→ TO DO
Give only the number of lines that contain the word "subtitle".

→ INPUT FOR THIS TASK
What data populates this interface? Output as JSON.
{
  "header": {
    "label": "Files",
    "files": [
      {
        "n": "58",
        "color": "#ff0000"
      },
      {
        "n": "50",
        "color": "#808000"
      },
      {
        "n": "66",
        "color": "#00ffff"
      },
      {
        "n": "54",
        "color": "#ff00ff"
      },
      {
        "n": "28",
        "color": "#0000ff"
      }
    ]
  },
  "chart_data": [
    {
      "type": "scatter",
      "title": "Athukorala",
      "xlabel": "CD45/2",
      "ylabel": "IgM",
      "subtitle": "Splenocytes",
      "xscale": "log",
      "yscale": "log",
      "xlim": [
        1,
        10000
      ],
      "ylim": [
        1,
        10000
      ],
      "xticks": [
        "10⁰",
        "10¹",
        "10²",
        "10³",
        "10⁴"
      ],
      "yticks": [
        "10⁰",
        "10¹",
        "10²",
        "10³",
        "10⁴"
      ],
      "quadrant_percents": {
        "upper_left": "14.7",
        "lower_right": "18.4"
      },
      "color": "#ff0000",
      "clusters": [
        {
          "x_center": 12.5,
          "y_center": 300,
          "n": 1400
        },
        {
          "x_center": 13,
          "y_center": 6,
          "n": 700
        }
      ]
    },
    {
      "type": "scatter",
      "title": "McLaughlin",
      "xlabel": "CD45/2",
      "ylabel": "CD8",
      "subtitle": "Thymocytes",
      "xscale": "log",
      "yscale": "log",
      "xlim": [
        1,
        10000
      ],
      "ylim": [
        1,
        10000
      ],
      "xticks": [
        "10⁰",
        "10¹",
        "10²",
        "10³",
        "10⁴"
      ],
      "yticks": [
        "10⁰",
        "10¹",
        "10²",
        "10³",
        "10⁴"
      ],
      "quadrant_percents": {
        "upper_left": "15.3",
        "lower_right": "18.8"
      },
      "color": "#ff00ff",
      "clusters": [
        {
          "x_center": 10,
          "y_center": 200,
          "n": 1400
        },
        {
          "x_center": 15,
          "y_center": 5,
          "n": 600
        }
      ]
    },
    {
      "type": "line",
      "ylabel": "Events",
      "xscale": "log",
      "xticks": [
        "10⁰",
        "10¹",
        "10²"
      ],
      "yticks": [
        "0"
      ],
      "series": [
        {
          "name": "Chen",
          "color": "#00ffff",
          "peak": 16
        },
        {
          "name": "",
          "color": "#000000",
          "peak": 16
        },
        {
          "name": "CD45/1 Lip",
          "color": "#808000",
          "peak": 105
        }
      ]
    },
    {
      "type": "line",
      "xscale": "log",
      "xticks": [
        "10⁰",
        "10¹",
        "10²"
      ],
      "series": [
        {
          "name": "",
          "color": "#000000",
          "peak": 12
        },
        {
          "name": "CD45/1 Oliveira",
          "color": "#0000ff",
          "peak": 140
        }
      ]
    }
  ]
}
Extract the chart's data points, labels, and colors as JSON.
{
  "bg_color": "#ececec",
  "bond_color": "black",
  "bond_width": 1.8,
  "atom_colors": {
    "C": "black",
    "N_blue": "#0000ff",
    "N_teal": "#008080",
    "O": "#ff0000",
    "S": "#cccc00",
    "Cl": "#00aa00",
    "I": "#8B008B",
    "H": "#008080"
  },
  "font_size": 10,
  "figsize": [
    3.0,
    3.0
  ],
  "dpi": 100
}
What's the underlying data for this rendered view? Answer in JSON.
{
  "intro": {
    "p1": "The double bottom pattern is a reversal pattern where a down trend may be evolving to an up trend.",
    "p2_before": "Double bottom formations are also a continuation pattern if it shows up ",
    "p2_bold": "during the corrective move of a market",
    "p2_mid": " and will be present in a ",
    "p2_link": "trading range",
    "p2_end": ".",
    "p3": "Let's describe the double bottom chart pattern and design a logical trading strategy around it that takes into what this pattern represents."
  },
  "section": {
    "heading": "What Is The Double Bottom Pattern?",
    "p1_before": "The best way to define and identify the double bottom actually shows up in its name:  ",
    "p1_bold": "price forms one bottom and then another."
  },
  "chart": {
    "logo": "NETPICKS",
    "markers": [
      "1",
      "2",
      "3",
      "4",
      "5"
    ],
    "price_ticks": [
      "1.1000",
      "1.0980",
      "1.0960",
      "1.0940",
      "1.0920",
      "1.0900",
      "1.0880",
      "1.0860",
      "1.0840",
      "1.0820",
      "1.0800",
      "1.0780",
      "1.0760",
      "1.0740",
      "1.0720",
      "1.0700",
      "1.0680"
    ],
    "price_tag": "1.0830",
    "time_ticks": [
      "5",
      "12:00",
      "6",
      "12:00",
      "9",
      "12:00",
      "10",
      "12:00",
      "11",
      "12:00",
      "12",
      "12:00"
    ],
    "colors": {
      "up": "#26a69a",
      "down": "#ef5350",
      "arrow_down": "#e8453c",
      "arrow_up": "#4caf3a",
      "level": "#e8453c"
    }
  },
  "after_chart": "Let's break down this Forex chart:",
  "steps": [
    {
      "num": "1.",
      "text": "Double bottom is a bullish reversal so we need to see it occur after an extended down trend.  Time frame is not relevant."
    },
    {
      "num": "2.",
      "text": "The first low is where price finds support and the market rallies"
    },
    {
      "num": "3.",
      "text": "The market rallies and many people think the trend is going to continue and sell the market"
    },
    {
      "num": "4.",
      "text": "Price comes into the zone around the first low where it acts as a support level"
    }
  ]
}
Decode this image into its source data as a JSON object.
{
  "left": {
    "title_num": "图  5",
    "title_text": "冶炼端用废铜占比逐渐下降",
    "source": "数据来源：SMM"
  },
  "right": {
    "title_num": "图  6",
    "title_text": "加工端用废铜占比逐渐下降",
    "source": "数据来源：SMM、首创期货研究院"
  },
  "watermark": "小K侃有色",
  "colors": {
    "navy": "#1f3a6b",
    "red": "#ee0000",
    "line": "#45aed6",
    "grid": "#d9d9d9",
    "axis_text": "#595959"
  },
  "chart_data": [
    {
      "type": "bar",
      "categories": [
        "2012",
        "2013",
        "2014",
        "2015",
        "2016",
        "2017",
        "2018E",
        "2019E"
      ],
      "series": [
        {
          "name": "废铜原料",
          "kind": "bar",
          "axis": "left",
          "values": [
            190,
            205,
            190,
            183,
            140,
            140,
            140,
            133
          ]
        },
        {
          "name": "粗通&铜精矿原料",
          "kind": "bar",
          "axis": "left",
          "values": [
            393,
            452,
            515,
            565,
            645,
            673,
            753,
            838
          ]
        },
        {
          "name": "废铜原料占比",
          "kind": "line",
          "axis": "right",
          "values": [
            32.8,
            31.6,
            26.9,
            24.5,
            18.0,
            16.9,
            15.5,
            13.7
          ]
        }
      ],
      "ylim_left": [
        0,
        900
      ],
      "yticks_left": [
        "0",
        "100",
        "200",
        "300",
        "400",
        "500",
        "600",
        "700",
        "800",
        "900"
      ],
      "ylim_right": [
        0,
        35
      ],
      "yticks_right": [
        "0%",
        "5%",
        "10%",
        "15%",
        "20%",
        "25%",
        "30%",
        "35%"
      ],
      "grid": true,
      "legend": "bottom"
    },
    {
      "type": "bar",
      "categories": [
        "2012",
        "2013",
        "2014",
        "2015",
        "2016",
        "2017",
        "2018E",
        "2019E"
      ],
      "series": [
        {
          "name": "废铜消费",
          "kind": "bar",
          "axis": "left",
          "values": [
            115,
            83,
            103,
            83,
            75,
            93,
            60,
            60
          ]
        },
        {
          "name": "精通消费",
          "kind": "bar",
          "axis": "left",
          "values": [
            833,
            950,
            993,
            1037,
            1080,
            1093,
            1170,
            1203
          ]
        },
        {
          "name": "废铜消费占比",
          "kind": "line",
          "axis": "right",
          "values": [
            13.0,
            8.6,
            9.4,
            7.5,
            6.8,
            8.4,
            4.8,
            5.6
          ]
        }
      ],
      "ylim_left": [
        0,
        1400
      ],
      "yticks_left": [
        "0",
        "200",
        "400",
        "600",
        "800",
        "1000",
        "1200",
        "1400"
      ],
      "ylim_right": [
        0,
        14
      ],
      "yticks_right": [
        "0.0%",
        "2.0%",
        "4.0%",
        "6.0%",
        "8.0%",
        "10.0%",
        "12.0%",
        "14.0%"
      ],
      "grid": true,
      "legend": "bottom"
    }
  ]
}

→ TASK RESULT
2